WHAT THE TASK REQUIRES
For each line in the data below that holds "Schwartz", return a copy.

Extracted data entries:
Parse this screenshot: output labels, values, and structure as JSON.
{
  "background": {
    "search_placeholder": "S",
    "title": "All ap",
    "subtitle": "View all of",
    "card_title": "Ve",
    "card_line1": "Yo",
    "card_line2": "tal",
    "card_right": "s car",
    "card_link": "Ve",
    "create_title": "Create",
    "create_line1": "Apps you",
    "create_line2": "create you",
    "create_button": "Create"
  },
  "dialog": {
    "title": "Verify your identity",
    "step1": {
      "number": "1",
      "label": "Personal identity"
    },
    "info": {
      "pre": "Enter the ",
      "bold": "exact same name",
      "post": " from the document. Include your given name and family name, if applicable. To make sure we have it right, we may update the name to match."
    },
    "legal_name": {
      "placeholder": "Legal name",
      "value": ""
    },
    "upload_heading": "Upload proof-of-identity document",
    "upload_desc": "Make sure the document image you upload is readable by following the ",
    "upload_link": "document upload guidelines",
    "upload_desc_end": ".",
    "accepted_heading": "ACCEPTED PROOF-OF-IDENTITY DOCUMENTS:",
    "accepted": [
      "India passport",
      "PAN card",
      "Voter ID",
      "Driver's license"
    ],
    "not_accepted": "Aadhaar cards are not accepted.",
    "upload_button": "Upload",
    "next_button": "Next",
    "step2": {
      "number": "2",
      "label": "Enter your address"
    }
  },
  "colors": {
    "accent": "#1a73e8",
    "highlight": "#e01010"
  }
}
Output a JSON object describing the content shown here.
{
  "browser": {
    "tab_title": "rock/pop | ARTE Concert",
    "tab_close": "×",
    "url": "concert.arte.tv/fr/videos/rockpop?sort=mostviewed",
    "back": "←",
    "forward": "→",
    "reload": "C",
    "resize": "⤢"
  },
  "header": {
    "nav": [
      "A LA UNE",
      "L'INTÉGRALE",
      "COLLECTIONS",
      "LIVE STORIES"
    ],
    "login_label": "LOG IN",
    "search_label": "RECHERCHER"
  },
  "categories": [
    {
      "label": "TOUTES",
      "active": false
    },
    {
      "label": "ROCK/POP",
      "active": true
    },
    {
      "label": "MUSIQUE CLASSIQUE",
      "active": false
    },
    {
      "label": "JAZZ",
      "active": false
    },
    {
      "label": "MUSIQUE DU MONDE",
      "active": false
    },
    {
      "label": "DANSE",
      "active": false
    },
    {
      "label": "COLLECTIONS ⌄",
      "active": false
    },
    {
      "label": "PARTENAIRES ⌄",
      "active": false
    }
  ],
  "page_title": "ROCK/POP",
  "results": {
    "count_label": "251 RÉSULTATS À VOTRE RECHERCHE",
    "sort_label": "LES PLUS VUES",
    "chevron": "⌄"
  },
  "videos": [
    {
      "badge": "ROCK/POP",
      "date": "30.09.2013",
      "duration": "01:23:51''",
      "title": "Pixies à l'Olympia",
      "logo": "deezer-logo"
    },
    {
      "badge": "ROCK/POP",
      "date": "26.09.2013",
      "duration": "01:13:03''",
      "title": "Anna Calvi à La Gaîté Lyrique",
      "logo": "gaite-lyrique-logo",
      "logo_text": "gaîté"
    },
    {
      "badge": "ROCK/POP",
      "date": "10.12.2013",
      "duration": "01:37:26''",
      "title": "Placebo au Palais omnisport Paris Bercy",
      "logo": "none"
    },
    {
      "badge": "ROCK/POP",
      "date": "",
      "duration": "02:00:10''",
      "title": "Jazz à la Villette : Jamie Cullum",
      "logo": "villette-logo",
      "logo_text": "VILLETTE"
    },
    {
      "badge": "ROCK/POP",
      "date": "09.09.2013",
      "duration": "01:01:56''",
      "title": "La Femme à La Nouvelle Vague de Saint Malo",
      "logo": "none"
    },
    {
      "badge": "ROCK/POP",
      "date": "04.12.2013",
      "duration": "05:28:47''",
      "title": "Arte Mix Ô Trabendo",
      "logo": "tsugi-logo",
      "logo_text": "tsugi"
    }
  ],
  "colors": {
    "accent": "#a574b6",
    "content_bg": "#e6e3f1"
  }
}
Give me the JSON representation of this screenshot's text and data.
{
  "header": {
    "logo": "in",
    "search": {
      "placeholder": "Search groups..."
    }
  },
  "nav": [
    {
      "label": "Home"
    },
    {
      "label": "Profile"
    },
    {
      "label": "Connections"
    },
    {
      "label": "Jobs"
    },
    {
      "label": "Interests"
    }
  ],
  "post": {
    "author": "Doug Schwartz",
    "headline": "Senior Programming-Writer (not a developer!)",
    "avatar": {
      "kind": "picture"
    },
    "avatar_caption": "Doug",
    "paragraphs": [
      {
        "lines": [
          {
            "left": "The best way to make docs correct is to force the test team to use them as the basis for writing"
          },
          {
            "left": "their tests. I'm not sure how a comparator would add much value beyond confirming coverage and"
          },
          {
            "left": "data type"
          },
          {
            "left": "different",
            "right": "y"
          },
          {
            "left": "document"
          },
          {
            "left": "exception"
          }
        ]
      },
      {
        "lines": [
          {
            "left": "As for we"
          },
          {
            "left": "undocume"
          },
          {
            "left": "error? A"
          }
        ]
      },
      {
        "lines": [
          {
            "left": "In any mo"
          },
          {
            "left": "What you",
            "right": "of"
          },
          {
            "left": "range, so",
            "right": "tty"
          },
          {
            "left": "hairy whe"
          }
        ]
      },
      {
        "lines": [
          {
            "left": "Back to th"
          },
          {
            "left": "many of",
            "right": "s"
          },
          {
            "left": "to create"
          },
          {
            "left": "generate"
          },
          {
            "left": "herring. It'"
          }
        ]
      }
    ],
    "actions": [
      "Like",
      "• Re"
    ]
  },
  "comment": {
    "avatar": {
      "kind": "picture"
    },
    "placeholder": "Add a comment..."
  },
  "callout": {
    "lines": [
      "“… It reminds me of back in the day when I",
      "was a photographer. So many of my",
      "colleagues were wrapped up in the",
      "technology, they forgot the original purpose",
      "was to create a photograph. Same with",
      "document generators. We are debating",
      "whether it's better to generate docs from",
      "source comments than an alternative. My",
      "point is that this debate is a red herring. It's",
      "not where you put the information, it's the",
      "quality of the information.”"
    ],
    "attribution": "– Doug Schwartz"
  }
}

FULL SOLUTION
    "author": "Doug Schwartz",
    "attribution": "– Doug Schwartz"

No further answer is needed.